> [Work required]
Copy all the entries below exactly, but not the pictures.

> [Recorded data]
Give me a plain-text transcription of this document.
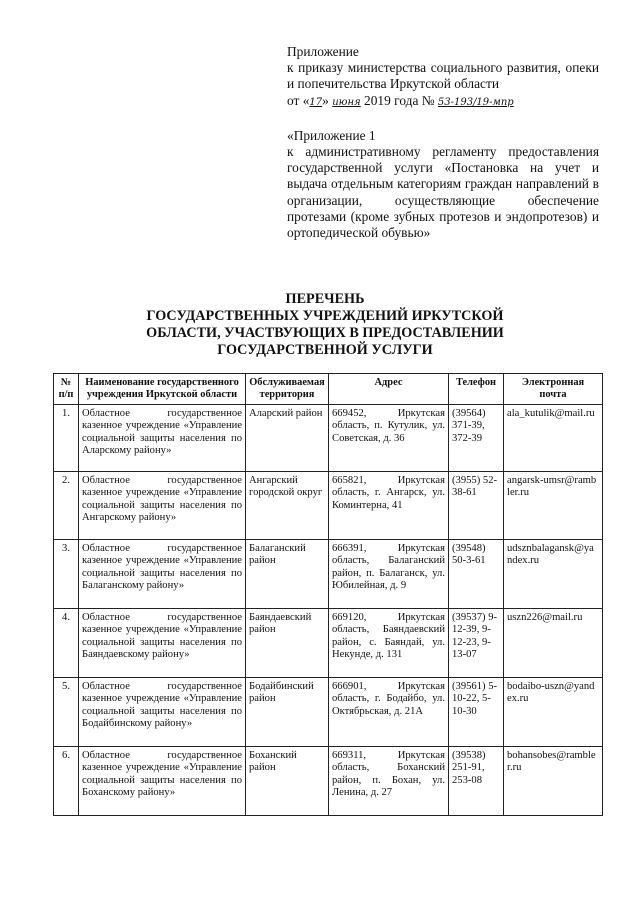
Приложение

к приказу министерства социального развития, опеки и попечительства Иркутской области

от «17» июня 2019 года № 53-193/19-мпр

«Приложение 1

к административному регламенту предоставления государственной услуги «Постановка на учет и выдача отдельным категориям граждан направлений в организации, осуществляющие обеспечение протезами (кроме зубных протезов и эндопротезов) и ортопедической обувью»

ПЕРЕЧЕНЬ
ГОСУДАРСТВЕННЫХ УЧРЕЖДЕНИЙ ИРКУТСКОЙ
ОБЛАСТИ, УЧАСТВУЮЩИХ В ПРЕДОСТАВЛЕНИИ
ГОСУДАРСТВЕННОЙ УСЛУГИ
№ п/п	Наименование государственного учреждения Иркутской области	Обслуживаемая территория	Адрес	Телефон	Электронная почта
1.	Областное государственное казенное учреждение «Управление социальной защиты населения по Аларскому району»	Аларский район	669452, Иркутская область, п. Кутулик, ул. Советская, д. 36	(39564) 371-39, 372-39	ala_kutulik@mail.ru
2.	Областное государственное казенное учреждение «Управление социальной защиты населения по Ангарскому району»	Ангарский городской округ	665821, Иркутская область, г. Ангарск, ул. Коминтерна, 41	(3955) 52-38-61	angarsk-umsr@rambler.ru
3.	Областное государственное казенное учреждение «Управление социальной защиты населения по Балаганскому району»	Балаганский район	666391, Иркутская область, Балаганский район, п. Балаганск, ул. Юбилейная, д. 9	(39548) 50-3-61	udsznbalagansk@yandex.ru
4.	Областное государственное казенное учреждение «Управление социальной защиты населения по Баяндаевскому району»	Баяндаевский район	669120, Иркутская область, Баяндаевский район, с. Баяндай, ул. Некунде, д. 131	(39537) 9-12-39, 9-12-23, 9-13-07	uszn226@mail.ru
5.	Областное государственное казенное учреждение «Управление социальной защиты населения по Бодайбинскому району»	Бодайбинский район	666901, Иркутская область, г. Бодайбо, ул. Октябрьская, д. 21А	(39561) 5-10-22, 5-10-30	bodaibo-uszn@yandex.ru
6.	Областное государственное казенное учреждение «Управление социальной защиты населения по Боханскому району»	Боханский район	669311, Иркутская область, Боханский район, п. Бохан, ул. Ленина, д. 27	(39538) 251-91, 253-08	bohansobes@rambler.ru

> [Expected answer]
Give me a plain-text transcription of this document.
Приложение

к приказу министерства социального развития, опеки и попечительства Иркутской области

от «17» июня 2019 года № 53-193/19-мпр

«Приложение 1

к административному регламенту предоставления государственной услуги «Постановка на учет и выдача отдельным категориям граждан направлений в организации, осуществляющие обеспечение протезами (кроме зубных протезов и эндопротезов) и ортопедической обувью»

ПЕРЕЧЕНЬ
ГОСУДАРСТВЕННЫХ УЧРЕЖДЕНИЙ ИРКУТСКОЙ
ОБЛАСТИ, УЧАСТВУЮЩИХ В ПРЕДОСТАВЛЕНИИ
ГОСУДАРСТВЕННОЙ УСЛУГИ
№ п/п	Наименование государственного учреждения Иркутской области	Обслуживаемая территория	Адрес	Телефон	Электронная почта
1.	Областное государственное казенное учреждение «Управление социальной защиты населения по Аларскому району»	Аларский район	669452, Иркутская область, п. Кутулик, ул. Советская, д. 36	(39564) 371-39, 372-39	ala_kutulik@mail.ru
2.	Областное государственное казенное учреждение «Управление социальной защиты населения по Ангарскому району»	Ангарский городской округ	665821, Иркутская область, г. Ангарск, ул. Коминтерна, 41	(3955) 52-38-61	angarsk-umsr@rambler.ru
3.	Областное государственное казенное учреждение «Управление социальной защиты населения по Балаганскому району»	Балаганский район	666391, Иркутская область, Балаганский район, п. Балаганск, ул. Юбилейная, д. 9	(39548) 50-3-61	udsznbalagansk@yandex.ru
4.	Областное государственное казенное учреждение «Управление социальной защиты населения по Баяндаевскому району»	Баяндаевский район	669120, Иркутская область, Баяндаевский район, с. Баяндай, ул. Некунде, д. 131	(39537) 9-12-39, 9-12-23, 9-13-07	uszn226@mail.ru
5.	Областное государственное казенное учреждение «Управление социальной защиты населения по Бодайбинскому району»	Бодайбинский район	666901, Иркутская область, г. Бодайбо, ул. Октябрьская, д. 21А	(39561) 5-10-22, 5-10-30	bodaibo-uszn@yandex.ru
6.	Областное государственное казенное учреждение «Управление социальной защиты населения по Боханскому району»	Боханский район	669311, Иркутская область, Боханский район, п. Бохан, ул. Ленина, д. 27	(39538) 251-91, 253-08	bohansobes@rambler.ru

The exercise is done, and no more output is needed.